*WHAT THIS TASK INVOLVES*:
Print the entries that appear below, exactly as written and without their pictures.

*RECORDED DATA*:
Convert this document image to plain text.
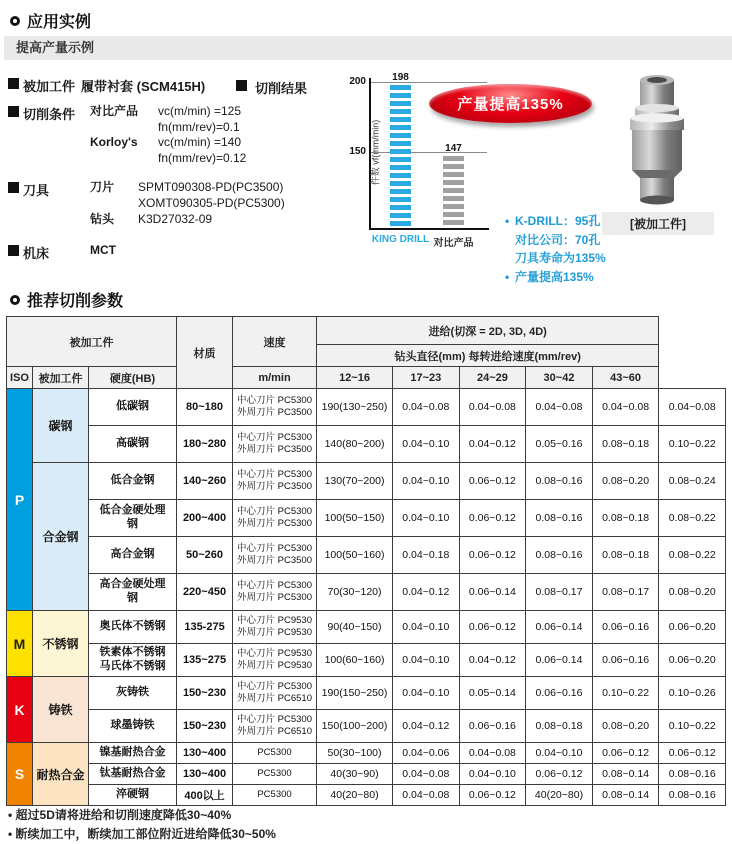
应用实例
提高产量示例
被加工件 履带衬套 (SCM415H)
切削条件 对比产品	vc(m/min) =125
fn(mm/rev)=0.1
Korloy's	vc(m/min) =140
fn(mm/rev)=0.12
刀具	刀片	SPMT090308-PD(PC3500)
XOMT090305-PD(PC5300)
钻头	K3D27032-09
机床	MCT
切削结果	200
150
198
KING DRILL
147
对比产品
产量提高135%
[被加工件]
• K-DRILL：95孔
对比公司：70孔
刀具寿命为135%
• 产量提高135%
推荐切削参数
被加工件			材质	速度	进给(切深 = 2D, 3D, 4D)					
					钻头直径(mm) 每转进给速度(mm/rev)					
ISO	被加工件	硬度(HB)		m/min	12~16	17~23	24~29	30~42	43~60	
P	碳钢	低碳钢	80~180	中心刀片 PC5300
外周刀片 PC3500	190(130~250)	0.04~0.08	0.04~0.08	0.04~0.08	0.04~0.08	0.04~0.08
		高碳钢	180~280	中心刀片 PC5300
外周刀片 PC3500	140(80~200)	0.04~0.10	0.04~0.12	0.05~0.16	0.08~0.18	0.10~0.22
	合金钢	低合金钢	140~260	中心刀片 PC5300
外周刀片 PC3500	130(70~200)	0.04~0.10	0.06~0.12	0.08~0.16	0.08~0.20	0.08~0.24
		低合金硬处理
钢	200~400	中心刀片 PC5300
外周刀片 PC5300	100(50~150)	0.04~0.10	0.06~0.12	0.08~0.16	0.08~0.18	0.08~0.22
		高合金钢	50~260	中心刀片 PC5300
外周刀片 PC3500	100(50~160)	0.04~0.18	0.06~0.12	0.08~0.16	0.08~0.18	0.08~0.22
		高合金硬处理
钢	220~450	中心刀片 PC5300
外周刀片 PC5300	70(30~120)	0.04~0.12	0.06~0.14	0.08~0.17	0.08~0.17	0.08~0.20
M	不锈钢	奥氏体不锈钢	135-275	中心刀片 PC9530
外周刀片 PC9530	90(40~150)	0.04~0.10	0.06~0.12	0.06~0.14	0.06~0.16	0.06~0.20
		铁素体不锈钢
马氏体不锈钢	135~275	中心刀片 PC9530
外周刀片 PC9530	100(60~160)	0.04~0.10	0.04~0.12	0.06~0.14	0.06~0.16	0.06~0.20
K	铸铁	灰铸铁	150~230	中心刀片 PC5300
外周刀片 PC6510	190(150~250)	0.04~0.10	0.05~0.14	0.06~0.16	0.10~0.22	0.10~0.26
		球墨铸铁	150~230	中心刀片 PC5300
外周刀片 PC6510	150(100~200)	0.04~0.12	0.06~0.16	0.08~0.18	0.08~0.20	0.10~0.22
S	耐热合金	镍基耐热合金	130~400	PC5300	50(30~100)	0.04~0.06	0.04~0.08	0.04~0.10	0.06~0.12	0.06~0.12
		钛基耐热合金	130~400	PC5300	40(30~90)	0.04~0.08	0.04~0.10	0.06~0.12	0.08~0.14	0.08~0.16
		淬硬钢	400以上	PC5300	40(20~80)	0.04~0.08	0.06~0.12	40(20~80)	0.08~0.14	0.08~0.16
• 超过5D请将进给和切削速度降低30~40%
• 断续加工中，断续加工部位附近进给降低30~50%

*EXERCISE OUTPUT*:
Convert this document image to plain text.
应用实例
提高产量示例
被加工件 履带衬套 (SCM415H)
切削条件 对比产品	vc(m/min) =125
fn(mm/rev)=0.1
Korloy's	vc(m/min) =140
fn(mm/rev)=0.12
刀具	刀片	SPMT090308-PD(PC3500)
XOMT090305-PD(PC5300)
钻头	K3D27032-09
机床	MCT
切削结果	200
150
198
KING DRILL
147
对比产品
产量提高135%
[被加工件]
• K-DRILL：95孔
对比公司：70孔
刀具寿命为135%
• 产量提高135%
推荐切削参数
被加工件			材质	速度	进给(切深 = 2D, 3D, 4D)					
					钻头直径(mm) 每转进给速度(mm/rev)					
ISO	被加工件	硬度(HB)		m/min	12~16	17~23	24~29	30~42	43~60	
P	碳钢	低碳钢	80~180	中心刀片 PC5300
外周刀片 PC3500	190(130~250)	0.04~0.08	0.04~0.08	0.04~0.08	0.04~0.08	0.04~0.08
		高碳钢	180~280	中心刀片 PC5300
外周刀片 PC3500	140(80~200)	0.04~0.10	0.04~0.12	0.05~0.16	0.08~0.18	0.10~0.22
	合金钢	低合金钢	140~260	中心刀片 PC5300
外周刀片 PC3500	130(70~200)	0.04~0.10	0.06~0.12	0.08~0.16	0.08~0.20	0.08~0.24
		低合金硬处理
钢	200~400	中心刀片 PC5300
外周刀片 PC5300	100(50~150)	0.04~0.10	0.06~0.12	0.08~0.16	0.08~0.18	0.08~0.22
		高合金钢	50~260	中心刀片 PC5300
外周刀片 PC3500	100(50~160)	0.04~0.18	0.06~0.12	0.08~0.16	0.08~0.18	0.08~0.22
		高合金硬处理
钢	220~450	中心刀片 PC5300
外周刀片 PC5300	70(30~120)	0.04~0.12	0.06~0.14	0.08~0.17	0.08~0.17	0.08~0.20
M	不锈钢	奥氏体不锈钢	135-275	中心刀片 PC9530
外周刀片 PC9530	90(40~150)	0.04~0.10	0.06~0.12	0.06~0.14	0.06~0.16	0.06~0.20
		铁素体不锈钢
马氏体不锈钢	135~275	中心刀片 PC9530
外周刀片 PC9530	100(60~160)	0.04~0.10	0.04~0.12	0.06~0.14	0.06~0.16	0.06~0.20
K	铸铁	灰铸铁	150~230	中心刀片 PC5300
外周刀片 PC6510	190(150~250)	0.04~0.10	0.05~0.14	0.06~0.16	0.10~0.22	0.10~0.26
		球墨铸铁	150~230	中心刀片 PC5300
外周刀片 PC6510	150(100~200)	0.04~0.12	0.06~0.16	0.08~0.18	0.08~0.20	0.10~0.22
S	耐热合金	镍基耐热合金	130~400	PC5300	50(30~100)	0.04~0.06	0.04~0.08	0.04~0.10	0.06~0.12	0.06~0.12
		钛基耐热合金	130~400	PC5300	40(30~90)	0.04~0.08	0.04~0.10	0.06~0.12	0.08~0.14	0.08~0.16
		淬硬钢	400以上	PC5300	40(20~80)	0.04~0.08	0.06~0.12	40(20~80)	0.08~0.14	0.08~0.16
• 超过5D请将进给和切削速度降低30~40%
• 断续加工中，断续加工部位附近进给降低30~50%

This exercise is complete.